- _ENTRIES SHOWN_

# # #

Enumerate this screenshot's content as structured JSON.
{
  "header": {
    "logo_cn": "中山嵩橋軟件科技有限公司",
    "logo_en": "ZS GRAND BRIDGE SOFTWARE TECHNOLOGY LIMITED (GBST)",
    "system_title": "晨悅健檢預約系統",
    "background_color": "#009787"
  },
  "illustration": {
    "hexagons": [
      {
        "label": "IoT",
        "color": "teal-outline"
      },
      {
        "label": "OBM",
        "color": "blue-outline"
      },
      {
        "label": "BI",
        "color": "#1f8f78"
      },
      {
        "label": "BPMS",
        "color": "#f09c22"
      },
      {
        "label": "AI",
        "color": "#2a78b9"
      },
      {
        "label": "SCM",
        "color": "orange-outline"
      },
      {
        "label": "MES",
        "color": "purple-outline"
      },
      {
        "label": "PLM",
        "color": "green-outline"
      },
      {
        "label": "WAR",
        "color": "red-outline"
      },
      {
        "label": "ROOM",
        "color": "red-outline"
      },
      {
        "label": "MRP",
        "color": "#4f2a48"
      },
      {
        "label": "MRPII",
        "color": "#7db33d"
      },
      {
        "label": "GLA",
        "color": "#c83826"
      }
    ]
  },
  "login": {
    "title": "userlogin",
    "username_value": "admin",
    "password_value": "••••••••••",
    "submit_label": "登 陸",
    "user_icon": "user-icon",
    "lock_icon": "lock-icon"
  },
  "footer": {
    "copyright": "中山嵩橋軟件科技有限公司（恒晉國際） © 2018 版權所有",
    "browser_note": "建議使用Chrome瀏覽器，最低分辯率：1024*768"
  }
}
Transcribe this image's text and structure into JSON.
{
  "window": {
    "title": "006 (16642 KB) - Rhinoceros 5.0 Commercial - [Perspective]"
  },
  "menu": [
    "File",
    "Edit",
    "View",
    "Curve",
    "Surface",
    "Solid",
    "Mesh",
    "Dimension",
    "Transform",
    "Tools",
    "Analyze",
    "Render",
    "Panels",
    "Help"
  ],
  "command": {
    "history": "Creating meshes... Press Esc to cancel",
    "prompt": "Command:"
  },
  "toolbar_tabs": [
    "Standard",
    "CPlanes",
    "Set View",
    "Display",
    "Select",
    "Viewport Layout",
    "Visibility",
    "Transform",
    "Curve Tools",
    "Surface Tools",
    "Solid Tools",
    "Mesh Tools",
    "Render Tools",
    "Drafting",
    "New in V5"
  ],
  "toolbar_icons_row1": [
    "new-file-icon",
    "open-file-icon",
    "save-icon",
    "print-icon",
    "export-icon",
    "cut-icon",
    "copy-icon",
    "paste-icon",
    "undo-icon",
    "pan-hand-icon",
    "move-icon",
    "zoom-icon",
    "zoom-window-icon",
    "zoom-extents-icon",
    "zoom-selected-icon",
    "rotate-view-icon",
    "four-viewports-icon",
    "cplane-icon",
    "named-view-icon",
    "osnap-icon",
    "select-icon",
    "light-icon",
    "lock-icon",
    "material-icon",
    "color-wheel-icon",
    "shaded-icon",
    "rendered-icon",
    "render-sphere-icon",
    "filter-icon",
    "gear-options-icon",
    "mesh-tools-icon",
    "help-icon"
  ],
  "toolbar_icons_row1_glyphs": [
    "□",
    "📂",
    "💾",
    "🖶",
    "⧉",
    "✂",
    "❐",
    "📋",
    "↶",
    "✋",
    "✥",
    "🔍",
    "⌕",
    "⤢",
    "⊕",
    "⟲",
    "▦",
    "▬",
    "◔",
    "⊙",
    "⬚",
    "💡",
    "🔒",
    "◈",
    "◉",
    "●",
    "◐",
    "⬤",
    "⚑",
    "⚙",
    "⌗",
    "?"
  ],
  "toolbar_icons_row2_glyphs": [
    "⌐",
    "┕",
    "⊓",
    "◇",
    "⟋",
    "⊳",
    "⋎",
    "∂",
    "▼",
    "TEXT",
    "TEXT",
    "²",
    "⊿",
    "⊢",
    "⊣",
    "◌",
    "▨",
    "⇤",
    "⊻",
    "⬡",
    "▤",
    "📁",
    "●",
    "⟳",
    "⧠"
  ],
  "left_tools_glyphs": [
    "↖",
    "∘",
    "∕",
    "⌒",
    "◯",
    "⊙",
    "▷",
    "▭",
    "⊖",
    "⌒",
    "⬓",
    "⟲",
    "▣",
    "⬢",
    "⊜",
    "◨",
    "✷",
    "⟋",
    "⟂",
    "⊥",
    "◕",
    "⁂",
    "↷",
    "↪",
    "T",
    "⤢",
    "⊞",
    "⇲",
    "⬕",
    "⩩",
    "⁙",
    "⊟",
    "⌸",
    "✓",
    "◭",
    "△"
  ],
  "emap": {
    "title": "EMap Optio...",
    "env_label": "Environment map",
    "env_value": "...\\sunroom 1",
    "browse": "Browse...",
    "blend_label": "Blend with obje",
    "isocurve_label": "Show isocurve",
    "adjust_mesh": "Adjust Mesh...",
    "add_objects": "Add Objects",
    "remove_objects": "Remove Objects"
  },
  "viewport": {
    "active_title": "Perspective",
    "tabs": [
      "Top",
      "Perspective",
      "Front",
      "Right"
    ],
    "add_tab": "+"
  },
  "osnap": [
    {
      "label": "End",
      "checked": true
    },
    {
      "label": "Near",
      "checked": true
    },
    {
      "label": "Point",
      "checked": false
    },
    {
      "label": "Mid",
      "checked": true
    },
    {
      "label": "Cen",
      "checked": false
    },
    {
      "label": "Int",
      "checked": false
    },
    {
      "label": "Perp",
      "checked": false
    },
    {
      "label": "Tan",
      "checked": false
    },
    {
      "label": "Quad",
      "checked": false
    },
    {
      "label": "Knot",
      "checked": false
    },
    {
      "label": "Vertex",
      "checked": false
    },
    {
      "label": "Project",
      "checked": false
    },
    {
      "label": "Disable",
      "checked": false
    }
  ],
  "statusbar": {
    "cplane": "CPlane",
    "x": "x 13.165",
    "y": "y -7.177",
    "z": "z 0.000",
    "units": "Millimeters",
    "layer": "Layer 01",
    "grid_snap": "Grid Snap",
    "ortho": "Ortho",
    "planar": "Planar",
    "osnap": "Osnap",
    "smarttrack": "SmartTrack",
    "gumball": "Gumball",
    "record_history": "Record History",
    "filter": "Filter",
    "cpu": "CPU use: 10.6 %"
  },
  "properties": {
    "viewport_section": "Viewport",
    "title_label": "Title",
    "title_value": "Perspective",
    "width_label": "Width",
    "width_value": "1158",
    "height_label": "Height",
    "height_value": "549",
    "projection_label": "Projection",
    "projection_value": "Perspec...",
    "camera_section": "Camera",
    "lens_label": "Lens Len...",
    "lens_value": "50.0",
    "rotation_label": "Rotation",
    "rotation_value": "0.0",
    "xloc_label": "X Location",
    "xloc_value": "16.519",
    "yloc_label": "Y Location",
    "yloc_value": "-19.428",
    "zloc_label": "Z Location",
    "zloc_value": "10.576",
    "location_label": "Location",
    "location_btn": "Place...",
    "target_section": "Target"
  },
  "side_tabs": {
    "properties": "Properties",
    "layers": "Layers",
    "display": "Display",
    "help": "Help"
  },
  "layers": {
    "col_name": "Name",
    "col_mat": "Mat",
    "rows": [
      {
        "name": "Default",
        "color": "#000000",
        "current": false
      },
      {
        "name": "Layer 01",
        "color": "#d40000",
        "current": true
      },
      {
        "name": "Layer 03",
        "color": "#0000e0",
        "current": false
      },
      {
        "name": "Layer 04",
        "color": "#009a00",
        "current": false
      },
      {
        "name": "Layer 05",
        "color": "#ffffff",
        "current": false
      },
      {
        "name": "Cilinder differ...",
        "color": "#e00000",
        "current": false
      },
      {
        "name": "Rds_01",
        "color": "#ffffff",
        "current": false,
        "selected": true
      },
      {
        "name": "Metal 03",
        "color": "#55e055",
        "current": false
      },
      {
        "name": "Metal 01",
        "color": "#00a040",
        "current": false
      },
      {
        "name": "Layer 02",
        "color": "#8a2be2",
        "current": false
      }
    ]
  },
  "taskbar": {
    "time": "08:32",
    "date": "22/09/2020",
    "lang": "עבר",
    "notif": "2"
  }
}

# # #

- _EXERCISE PROMPT_
Look through the listing above. Pick out each line with "Perspective" and copy it.

- _WRITTEN SOLUTION_
    "title": "006 (16642 KB) - Rhinoceros 5.0 Commercial - [Perspective]"
    "active_title": "Perspective",
      "Perspective",
    "title_value": "Perspective",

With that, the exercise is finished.